# What you have to do
The answer must consist of every record below, transcribed exactly.
*** Opening of Input ***
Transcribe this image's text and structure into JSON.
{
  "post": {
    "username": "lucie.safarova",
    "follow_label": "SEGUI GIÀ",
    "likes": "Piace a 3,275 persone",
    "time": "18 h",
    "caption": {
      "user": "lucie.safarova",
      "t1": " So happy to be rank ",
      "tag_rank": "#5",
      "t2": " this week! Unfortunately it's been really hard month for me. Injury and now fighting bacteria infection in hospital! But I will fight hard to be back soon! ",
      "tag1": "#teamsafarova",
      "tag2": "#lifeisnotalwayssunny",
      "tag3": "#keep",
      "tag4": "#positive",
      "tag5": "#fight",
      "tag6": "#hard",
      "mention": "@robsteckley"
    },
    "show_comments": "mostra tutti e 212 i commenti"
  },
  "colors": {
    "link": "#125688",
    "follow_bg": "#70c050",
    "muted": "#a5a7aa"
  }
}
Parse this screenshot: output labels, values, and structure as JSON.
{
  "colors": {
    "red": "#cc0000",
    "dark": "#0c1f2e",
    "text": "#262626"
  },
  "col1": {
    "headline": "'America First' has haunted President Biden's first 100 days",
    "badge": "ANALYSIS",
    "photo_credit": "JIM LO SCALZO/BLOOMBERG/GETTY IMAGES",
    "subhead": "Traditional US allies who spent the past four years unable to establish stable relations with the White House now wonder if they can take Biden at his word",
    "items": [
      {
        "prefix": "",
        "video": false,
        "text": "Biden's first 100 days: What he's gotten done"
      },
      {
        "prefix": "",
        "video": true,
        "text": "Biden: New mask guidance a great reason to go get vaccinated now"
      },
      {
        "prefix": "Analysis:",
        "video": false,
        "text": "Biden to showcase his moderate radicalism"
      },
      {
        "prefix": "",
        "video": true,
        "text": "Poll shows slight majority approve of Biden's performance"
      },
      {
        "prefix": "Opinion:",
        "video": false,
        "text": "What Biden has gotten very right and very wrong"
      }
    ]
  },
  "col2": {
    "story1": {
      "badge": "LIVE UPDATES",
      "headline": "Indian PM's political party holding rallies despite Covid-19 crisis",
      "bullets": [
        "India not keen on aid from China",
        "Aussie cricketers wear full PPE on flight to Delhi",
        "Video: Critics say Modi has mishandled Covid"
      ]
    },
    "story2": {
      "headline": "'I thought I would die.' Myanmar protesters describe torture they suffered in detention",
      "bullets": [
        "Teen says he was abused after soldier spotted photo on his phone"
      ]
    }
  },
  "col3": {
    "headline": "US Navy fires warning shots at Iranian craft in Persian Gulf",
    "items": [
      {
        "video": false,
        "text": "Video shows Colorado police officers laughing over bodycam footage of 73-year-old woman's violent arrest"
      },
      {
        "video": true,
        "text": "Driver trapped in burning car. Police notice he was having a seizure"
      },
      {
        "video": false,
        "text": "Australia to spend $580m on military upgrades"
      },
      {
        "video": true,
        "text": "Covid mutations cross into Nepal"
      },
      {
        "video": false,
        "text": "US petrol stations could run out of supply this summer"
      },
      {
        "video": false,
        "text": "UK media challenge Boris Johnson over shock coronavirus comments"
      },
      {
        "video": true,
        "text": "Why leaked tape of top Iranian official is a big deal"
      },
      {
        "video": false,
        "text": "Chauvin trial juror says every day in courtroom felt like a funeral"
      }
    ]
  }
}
*** Close of Input ***
# Result below
Transcribe this image's text and structure into JSON.
{
  "post": {
    "username": "lucie.safarova",
    "follow_label": "SEGUI GIÀ",
    "likes": "Piace a 3,275 persone",
    "time": "18 h",
    "caption": {
      "user": "lucie.safarova",
      "t1": " So happy to be rank ",
      "tag_rank": "#5",
      "t2": " this week! Unfortunately it's been really hard month for me. Injury and now fighting bacteria infection in hospital! But I will fight hard to be back soon! ",
      "tag1": "#teamsafarova",
      "tag2": "#lifeisnotalwayssunny",
      "tag3": "#keep",
      "tag4": "#positive",
      "tag5": "#fight",
      "tag6": "#hard",
      "mention": "@robsteckley"
    },
    "show_comments": "mostra tutti e 212 i commenti"
  },
  "colors": {
    "link": "#125688",
    "follow_bg": "#70c050",
    "muted": "#a5a7aa"
  }
}
Parse this screenshot: output labels, values, and structure as JSON.
{
  "colors": {
    "red": "#cc0000",
    "dark": "#0c1f2e",
    "text": "#262626"
  },
  "col1": {
    "headline": "'America First' has haunted President Biden's first 100 days",
    "badge": "ANALYSIS",
    "photo_credit": "JIM LO SCALZO/BLOOMBERG/GETTY IMAGES",
    "subhead": "Traditional US allies who spent the past four years unable to establish stable relations with the White House now wonder if they can take Biden at his word",
    "items": [
      {
        "prefix": "",
        "video": false,
        "text": "Biden's first 100 days: What he's gotten done"
      },
      {
        "prefix": "",
        "video": true,
        "text": "Biden: New mask guidance a great reason to go get vaccinated now"
      },
      {
        "prefix": "Analysis:",
        "video": false,
        "text": "Biden to showcase his moderate radicalism"
      },
      {
        "prefix": "",
        "video": true,
        "text": "Poll shows slight majority approve of Biden's performance"
      },
      {
        "prefix": "Opinion:",
        "video": false,
        "text": "What Biden has gotten very right and very wrong"
      }
    ]
  },
  "col2": {
    "story1": {
      "badge": "LIVE UPDATES",
      "headline": "Indian PM's political party holding rallies despite Covid-19 crisis",
      "bullets": [
        "India not keen on aid from China",
        "Aussie cricketers wear full PPE on flight to Delhi",
        "Video: Critics say Modi has mishandled Covid"
      ]
    },
    "story2": {
      "headline": "'I thought I would die.' Myanmar protesters describe torture they suffered in detention",
      "bullets": [
        "Teen says he was abused after soldier spotted photo on his phone"
      ]
    }
  },
  "col3": {
    "headline": "US Navy fires warning shots at Iranian craft in Persian Gulf",
    "items": [
      {
        "video": false,
        "text": "Video shows Colorado police officers laughing over bodycam footage of 73-year-old woman's violent arrest"
      },
      {
        "video": true,
        "text": "Driver trapped in burning car. Police notice he was having a seizure"
      },
      {
        "video": false,
        "text": "Australia to spend $580m on military upgrades"
      },
      {
        "video": true,
        "text": "Covid mutations cross into Nepal"
      },
      {
        "video": false,
        "text": "US petrol stations could run out of supply this summer"
      },
      {
        "video": false,
        "text": "UK media challenge Boris Johnson over shock coronavirus comments"
      },
      {
        "video": true,
        "text": "Why leaked tape of top Iranian official is a big deal"
      },
      {
        "video": false,
        "text": "Chauvin trial juror says every day in courtroom felt like a funeral"
      }
    ]
  }
}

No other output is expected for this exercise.